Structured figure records

#####

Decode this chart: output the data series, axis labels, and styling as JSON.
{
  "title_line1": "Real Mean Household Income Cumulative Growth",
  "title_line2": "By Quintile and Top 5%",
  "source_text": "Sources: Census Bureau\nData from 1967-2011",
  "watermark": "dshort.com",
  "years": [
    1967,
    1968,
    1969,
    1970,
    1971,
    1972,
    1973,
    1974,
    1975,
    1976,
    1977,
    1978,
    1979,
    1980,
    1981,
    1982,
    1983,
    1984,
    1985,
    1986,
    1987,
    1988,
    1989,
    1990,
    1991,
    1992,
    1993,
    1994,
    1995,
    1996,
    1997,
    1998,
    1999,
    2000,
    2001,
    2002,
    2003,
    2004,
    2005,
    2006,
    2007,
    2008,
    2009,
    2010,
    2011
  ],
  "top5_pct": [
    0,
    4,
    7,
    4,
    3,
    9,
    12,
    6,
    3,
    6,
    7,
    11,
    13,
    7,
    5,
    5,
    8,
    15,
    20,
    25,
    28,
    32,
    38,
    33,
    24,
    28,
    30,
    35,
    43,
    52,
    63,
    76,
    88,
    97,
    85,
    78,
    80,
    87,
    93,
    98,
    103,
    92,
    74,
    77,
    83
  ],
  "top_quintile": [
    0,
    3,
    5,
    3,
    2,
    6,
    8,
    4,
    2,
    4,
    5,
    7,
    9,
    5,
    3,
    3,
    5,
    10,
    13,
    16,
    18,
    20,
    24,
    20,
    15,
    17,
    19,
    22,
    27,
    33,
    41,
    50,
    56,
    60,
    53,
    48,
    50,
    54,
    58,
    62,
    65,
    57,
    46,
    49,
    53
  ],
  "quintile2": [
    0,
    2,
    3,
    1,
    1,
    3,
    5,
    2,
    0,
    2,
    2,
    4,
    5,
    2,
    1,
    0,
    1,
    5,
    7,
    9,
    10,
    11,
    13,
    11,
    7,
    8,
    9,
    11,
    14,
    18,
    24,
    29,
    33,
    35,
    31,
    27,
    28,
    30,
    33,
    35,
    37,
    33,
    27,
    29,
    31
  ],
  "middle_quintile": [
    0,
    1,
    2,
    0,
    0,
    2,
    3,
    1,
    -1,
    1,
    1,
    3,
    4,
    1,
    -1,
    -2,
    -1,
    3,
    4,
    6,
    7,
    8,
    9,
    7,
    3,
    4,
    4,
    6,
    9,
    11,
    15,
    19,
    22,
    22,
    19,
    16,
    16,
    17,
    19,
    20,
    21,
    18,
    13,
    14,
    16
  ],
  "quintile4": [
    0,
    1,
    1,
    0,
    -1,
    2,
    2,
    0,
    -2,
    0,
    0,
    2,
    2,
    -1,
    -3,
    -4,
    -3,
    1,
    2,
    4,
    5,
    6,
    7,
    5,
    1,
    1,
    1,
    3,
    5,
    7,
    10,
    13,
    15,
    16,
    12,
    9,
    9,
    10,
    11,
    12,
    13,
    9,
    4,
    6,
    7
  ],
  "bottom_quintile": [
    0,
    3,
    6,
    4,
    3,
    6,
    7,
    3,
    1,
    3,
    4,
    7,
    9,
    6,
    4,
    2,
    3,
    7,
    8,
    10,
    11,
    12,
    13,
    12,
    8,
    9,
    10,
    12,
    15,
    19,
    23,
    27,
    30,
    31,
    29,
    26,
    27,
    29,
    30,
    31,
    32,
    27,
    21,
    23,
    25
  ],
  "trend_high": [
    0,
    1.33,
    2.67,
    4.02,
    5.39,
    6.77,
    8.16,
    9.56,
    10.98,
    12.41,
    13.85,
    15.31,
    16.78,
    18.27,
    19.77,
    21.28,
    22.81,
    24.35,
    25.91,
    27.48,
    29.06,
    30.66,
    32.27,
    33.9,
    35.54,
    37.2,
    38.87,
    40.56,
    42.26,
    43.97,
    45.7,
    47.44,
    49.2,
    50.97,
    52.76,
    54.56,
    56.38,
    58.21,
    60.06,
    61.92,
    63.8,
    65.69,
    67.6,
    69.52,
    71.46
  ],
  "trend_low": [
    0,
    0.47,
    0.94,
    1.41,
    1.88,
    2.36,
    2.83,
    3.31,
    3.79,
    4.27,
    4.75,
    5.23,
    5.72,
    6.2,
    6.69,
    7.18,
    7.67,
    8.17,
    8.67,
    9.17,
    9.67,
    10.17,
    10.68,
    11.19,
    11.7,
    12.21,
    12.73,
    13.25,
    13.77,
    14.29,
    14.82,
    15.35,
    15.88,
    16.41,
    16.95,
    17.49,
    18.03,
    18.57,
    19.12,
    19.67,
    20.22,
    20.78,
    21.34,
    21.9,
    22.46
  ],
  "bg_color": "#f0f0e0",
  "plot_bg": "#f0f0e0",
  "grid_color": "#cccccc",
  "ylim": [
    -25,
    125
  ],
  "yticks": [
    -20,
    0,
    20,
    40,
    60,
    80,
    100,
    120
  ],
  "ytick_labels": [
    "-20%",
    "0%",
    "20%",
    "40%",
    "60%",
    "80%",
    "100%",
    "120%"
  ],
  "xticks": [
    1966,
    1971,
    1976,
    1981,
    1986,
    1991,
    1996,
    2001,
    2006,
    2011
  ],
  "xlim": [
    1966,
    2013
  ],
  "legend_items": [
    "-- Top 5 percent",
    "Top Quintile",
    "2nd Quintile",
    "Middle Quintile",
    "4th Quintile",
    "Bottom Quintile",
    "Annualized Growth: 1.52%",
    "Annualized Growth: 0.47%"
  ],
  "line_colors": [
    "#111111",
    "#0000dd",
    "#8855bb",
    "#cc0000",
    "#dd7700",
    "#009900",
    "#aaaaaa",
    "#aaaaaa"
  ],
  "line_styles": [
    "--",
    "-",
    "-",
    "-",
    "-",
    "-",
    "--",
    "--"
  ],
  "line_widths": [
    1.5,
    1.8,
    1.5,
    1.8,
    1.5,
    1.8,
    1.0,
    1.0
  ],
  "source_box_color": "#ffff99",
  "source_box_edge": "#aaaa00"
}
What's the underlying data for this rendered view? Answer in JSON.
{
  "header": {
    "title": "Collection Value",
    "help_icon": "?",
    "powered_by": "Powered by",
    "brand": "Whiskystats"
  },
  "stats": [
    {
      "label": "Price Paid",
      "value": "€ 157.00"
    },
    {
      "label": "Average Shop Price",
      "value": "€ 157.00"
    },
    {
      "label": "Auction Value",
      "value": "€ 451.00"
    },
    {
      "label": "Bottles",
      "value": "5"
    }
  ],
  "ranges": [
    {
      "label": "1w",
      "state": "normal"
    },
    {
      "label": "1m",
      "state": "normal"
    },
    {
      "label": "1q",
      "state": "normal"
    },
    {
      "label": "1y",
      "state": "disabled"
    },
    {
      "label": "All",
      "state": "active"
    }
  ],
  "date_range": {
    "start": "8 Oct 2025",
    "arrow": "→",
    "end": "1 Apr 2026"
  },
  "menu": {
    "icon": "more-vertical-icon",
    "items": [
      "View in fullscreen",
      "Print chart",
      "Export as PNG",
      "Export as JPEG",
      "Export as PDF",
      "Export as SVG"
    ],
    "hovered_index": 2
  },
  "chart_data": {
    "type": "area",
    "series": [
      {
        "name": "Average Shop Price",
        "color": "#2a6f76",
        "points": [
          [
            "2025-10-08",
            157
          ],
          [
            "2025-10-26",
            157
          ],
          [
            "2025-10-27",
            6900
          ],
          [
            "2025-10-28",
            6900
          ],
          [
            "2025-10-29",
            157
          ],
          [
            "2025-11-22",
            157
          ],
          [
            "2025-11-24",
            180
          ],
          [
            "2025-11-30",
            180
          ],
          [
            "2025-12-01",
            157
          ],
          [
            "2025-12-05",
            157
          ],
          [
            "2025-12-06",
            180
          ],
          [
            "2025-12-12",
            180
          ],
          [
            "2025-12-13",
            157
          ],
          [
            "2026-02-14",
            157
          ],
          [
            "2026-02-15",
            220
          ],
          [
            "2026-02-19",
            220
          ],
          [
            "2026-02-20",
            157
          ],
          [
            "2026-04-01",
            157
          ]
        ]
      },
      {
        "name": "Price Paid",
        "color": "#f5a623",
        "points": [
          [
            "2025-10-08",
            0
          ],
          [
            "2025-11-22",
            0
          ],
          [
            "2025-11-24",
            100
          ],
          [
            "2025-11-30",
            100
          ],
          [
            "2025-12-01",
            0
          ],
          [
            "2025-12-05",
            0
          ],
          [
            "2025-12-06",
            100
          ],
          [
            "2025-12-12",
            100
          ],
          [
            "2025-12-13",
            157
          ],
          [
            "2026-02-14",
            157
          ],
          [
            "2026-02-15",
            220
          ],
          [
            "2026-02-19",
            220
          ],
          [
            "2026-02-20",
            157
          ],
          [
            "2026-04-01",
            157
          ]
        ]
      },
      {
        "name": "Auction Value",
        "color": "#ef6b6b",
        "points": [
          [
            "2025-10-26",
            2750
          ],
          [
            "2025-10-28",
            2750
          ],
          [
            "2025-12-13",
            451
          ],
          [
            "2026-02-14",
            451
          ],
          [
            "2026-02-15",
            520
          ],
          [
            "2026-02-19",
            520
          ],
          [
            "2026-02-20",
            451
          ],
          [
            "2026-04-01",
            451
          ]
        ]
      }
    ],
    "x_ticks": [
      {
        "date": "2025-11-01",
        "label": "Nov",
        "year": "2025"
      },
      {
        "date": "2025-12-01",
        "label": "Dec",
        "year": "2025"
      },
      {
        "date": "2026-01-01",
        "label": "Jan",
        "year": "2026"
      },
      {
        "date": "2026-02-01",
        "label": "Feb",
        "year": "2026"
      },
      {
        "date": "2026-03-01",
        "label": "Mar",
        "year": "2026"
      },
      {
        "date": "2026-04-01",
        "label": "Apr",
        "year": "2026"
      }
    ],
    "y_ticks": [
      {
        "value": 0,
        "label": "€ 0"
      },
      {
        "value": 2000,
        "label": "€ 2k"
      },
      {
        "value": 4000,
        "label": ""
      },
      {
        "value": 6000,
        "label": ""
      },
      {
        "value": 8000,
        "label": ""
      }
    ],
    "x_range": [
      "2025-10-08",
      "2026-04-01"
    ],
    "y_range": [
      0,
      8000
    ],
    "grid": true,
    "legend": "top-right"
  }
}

#####

| TASK DIRECTIONS |
Look over the listing. Pull out every line with the string "Export" in it.

| CORRECT RESPONSE |
      "Export as PNG",
      "Export as JPEG",
      "Export as PDF",
      "Export as SVG"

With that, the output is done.